**EXERCISE PROMPT**
Locate each line in the records containing "xlabel". Copy it.

[Figure record listings]
· · ·

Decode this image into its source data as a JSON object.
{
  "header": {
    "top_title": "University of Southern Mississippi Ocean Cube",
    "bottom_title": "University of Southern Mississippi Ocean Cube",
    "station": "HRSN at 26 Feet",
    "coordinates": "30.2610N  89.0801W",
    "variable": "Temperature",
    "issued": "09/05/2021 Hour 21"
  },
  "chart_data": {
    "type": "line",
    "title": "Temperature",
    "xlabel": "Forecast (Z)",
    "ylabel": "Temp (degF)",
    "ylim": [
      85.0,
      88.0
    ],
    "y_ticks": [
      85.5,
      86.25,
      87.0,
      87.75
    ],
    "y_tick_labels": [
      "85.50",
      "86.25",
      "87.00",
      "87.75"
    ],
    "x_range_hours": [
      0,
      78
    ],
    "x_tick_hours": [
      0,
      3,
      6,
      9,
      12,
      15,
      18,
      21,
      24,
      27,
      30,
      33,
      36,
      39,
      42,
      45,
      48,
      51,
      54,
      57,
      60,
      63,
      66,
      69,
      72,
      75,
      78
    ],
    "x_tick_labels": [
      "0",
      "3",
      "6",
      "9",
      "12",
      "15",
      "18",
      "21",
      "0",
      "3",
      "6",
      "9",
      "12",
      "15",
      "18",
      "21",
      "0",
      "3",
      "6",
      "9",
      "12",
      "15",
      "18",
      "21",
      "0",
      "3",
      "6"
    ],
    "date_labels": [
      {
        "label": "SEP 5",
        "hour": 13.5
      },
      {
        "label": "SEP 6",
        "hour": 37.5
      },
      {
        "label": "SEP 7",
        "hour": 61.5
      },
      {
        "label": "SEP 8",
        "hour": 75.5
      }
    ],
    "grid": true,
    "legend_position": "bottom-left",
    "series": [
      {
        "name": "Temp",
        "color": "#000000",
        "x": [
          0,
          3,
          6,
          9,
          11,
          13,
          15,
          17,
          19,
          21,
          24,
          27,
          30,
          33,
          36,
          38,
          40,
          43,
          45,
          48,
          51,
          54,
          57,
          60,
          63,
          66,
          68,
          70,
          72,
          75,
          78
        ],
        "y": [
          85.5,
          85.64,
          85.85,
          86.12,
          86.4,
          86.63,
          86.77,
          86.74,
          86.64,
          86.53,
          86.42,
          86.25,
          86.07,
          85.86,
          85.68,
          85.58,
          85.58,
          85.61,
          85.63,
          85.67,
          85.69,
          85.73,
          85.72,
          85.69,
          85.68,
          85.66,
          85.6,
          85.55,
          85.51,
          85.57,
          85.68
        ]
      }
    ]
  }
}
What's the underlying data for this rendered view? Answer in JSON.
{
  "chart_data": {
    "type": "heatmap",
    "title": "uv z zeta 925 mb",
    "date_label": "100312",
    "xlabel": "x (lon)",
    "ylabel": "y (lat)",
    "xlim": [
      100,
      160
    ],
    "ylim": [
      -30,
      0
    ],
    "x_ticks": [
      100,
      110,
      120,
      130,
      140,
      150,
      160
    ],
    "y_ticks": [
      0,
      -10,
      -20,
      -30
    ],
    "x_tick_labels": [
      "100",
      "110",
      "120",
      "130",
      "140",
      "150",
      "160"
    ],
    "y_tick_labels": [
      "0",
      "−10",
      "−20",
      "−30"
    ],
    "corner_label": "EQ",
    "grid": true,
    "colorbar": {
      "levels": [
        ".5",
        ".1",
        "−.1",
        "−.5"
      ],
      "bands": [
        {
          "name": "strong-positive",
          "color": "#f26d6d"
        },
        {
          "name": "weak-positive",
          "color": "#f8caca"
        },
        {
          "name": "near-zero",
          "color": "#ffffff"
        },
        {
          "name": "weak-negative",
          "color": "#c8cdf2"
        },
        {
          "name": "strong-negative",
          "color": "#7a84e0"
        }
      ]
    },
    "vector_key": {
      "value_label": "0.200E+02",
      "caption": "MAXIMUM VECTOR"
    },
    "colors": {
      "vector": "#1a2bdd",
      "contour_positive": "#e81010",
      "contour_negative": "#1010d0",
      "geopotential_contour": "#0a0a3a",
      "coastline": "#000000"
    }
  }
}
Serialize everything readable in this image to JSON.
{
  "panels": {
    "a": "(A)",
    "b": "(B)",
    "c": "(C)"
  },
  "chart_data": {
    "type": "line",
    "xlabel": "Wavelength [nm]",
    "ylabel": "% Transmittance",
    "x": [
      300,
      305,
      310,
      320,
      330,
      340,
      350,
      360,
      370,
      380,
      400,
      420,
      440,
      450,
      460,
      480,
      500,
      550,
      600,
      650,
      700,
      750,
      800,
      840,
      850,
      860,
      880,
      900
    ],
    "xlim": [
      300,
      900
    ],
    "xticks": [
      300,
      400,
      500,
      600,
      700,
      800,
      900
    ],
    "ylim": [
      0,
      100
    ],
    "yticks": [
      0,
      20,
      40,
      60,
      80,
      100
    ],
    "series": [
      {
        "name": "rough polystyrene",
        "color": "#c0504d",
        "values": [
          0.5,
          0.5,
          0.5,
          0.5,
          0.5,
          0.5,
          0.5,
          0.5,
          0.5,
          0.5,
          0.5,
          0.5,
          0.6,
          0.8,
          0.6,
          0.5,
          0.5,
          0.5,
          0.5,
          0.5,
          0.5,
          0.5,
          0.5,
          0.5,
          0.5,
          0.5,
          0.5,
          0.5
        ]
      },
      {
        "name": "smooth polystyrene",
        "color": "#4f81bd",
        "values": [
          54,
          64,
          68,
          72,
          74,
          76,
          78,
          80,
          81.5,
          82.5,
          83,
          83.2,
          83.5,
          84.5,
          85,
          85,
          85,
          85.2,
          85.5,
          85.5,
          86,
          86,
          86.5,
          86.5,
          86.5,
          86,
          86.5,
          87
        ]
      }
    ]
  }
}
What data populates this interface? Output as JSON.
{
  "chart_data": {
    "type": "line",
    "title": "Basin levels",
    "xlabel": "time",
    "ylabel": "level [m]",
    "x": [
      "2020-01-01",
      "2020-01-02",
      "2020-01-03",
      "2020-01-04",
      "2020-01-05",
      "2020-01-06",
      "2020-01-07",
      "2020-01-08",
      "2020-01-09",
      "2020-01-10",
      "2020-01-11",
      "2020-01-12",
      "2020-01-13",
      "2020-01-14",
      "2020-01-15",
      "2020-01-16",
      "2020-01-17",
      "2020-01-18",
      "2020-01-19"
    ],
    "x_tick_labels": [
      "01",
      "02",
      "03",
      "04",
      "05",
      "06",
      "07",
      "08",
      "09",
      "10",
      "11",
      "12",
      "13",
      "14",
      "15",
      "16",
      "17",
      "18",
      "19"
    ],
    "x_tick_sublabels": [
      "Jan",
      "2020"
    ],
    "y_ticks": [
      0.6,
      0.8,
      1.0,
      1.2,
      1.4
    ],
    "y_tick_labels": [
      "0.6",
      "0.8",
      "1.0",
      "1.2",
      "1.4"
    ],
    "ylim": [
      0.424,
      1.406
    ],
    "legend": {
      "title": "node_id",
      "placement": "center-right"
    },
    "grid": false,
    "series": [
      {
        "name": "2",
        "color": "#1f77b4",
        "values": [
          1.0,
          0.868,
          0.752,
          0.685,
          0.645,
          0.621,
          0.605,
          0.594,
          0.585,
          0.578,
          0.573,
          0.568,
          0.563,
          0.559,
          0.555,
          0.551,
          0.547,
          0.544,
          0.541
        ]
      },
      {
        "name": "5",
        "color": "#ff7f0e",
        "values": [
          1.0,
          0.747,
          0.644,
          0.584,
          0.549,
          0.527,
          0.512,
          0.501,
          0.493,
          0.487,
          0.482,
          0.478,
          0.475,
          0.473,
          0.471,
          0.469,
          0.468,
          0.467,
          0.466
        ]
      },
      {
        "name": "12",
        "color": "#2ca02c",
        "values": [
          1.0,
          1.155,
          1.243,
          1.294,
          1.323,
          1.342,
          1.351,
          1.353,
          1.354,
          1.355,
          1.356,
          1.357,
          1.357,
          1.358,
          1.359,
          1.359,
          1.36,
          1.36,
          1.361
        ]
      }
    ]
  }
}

· · ·

**ANSWER TO THIS TASK**
    "xlabel": "Forecast (Z)",
    "xlabel": "x (lon)",
    "xlabel": "Wavelength [nm]",
    "xlabel": "time",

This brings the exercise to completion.